■ **AIM OF THE TASK**
Transcribe the records below exactly as they appear, omitting any pictures.

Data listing
## begin

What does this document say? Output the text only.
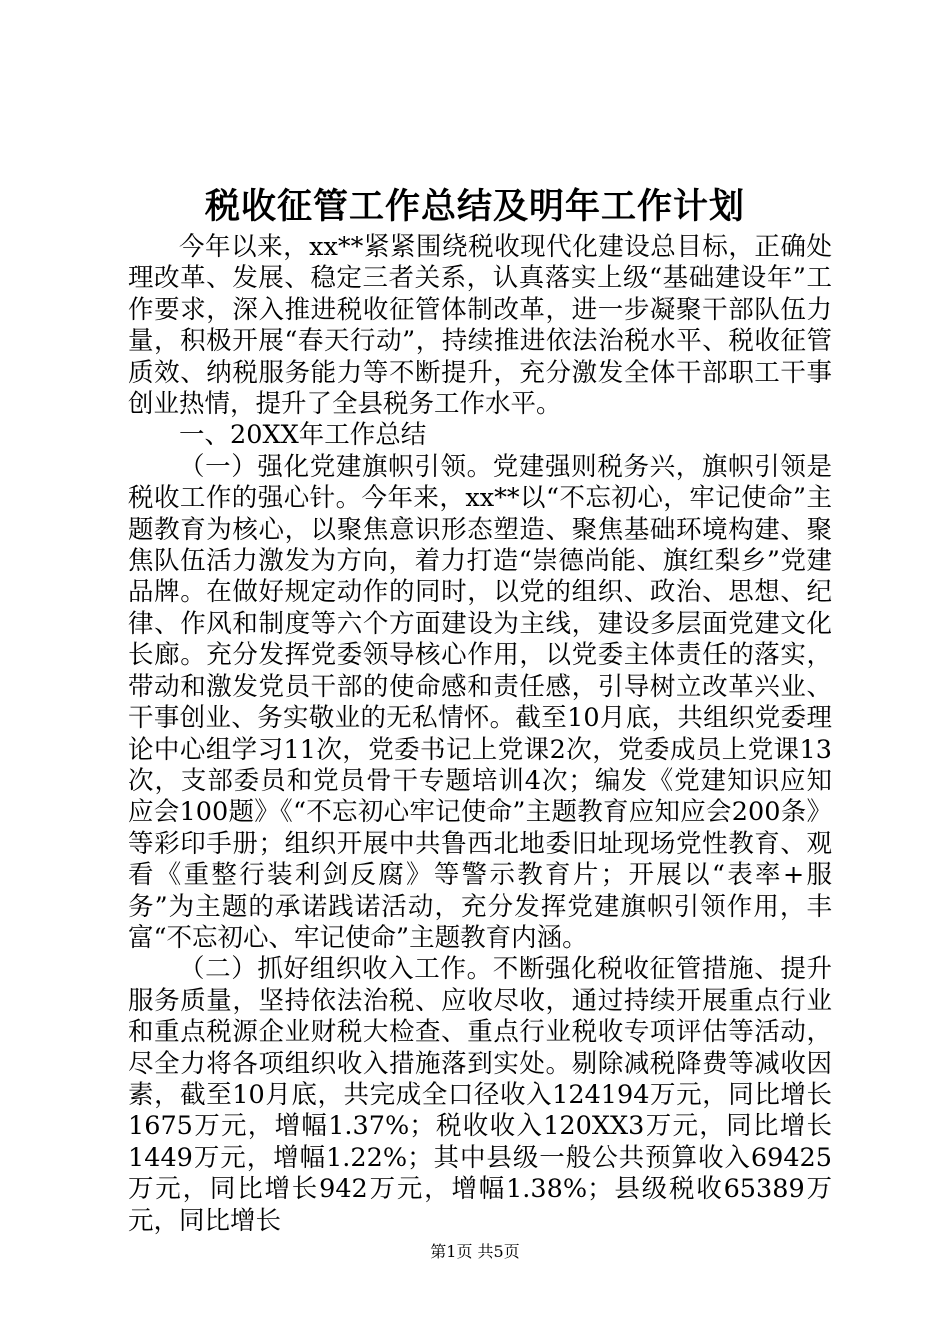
税收征管工作总结及明年工作计划

今年以来，xx**紧紧围绕税收现代化建设总目标，正确处理改革、发展、稳定三者关系，认真落实上级“基础建设年”工作要求，深入推进税收征管体制改革，进一步凝聚干部队伍力量，积极开展“春天行动”，持续推进依法治税水平、税收征管质效、纳税服务能力等不断提升，充分激发全体干部职工干事创业热情，提升了全县税务工作水平。

一、20XX年工作总结

（一）强化党建旗帜引领。党建强则税务兴，旗帜引领是税收工作的强心针。今年来，xx**以“不忘初心，牢记使命”主题教育为核心，以聚焦意识形态塑造、聚焦基础环境构建、聚焦队伍活力激发为方向，着力打造“崇德尚能、旗红梨乡”党建品牌。在做好规定动作的同时，以党的组织、政治、思想、纪律、作风和制度等六个方面建设为主线，建设多层面党建文化长廊。充分发挥党委领导核心作用，以党委主体责任的落实，带动和激发党员干部的使命感和责任感，引导树立改革兴业、干事创业、务实敬业的无私情怀。截至10月底，共组织党委理论中心组学习11次，党委书记上党课2次，党委成员上党课13次，支部委员和党员骨干专题培训4次；编发《党建知识应知应会100题》《“不忘初心牢记使命”主题教育应知应会200条》等彩印手册；组织开展中共鲁西北地委旧址现场党性教育、观看《重整行装利剑反腐》等警示教育片；开展以“表率+服务”为主题的承诺践诺活动，充分发挥党建旗帜引领作用，丰富“不忘初心、牢记使命”主题教育内涵。

（二）抓好组织收入工作。不断强化税收征管措施、提升服务质量，坚持依法治税、应收尽收，通过持续开展重点行业和重点税源企业财税大检查、重点行业税收专项评估等活动，尽全力将各项组织收入措施落到实处。剔除减税降费等减收因素，截至10月底，共完成全口径收入124194万元，同比增长1675万元，增幅1.37%；税收收入120XX3万元，同比增长1449万元，增幅1.22%；其中县级一般公共预算收入69425万元，同比增长942万元，增幅1.38%；县级税收65389万元，同比增长

第1页 共5页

## end

■ **CORRECT OUTPUT**
What does this document say? Output the text only.
税收征管工作总结及明年工作计划

今年以来，xx**紧紧围绕税收现代化建设总目标，正确处理改革、发展、稳定三者关系，认真落实上级“基础建设年”工作要求，深入推进税收征管体制改革，进一步凝聚干部队伍力量，积极开展“春天行动”，持续推进依法治税水平、税收征管质效、纳税服务能力等不断提升，充分激发全体干部职工干事创业热情，提升了全县税务工作水平。

一、20XX年工作总结

（一）强化党建旗帜引领。党建强则税务兴，旗帜引领是税收工作的强心针。今年来，xx**以“不忘初心，牢记使命”主题教育为核心，以聚焦意识形态塑造、聚焦基础环境构建、聚焦队伍活力激发为方向，着力打造“崇德尚能、旗红梨乡”党建品牌。在做好规定动作的同时，以党的组织、政治、思想、纪律、作风和制度等六个方面建设为主线，建设多层面党建文化长廊。充分发挥党委领导核心作用，以党委主体责任的落实，带动和激发党员干部的使命感和责任感，引导树立改革兴业、干事创业、务实敬业的无私情怀。截至10月底，共组织党委理论中心组学习11次，党委书记上党课2次，党委成员上党课13次，支部委员和党员骨干专题培训4次；编发《党建知识应知应会100题》《“不忘初心牢记使命”主题教育应知应会200条》等彩印手册；组织开展中共鲁西北地委旧址现场党性教育、观看《重整行装利剑反腐》等警示教育片；开展以“表率+服务”为主题的承诺践诺活动，充分发挥党建旗帜引领作用，丰富“不忘初心、牢记使命”主题教育内涵。

（二）抓好组织收入工作。不断强化税收征管措施、提升服务质量，坚持依法治税、应收尽收，通过持续开展重点行业和重点税源企业财税大检查、重点行业税收专项评估等活动，尽全力将各项组织收入措施落到实处。剔除减税降费等减收因素，截至10月底，共完成全口径收入124194万元，同比增长1675万元，增幅1.37%；税收收入120XX3万元，同比增长1449万元，增幅1.22%；其中县级一般公共预算收入69425万元，同比增长942万元，增幅1.38%；县级税收65389万元，同比增长

第1页 共5页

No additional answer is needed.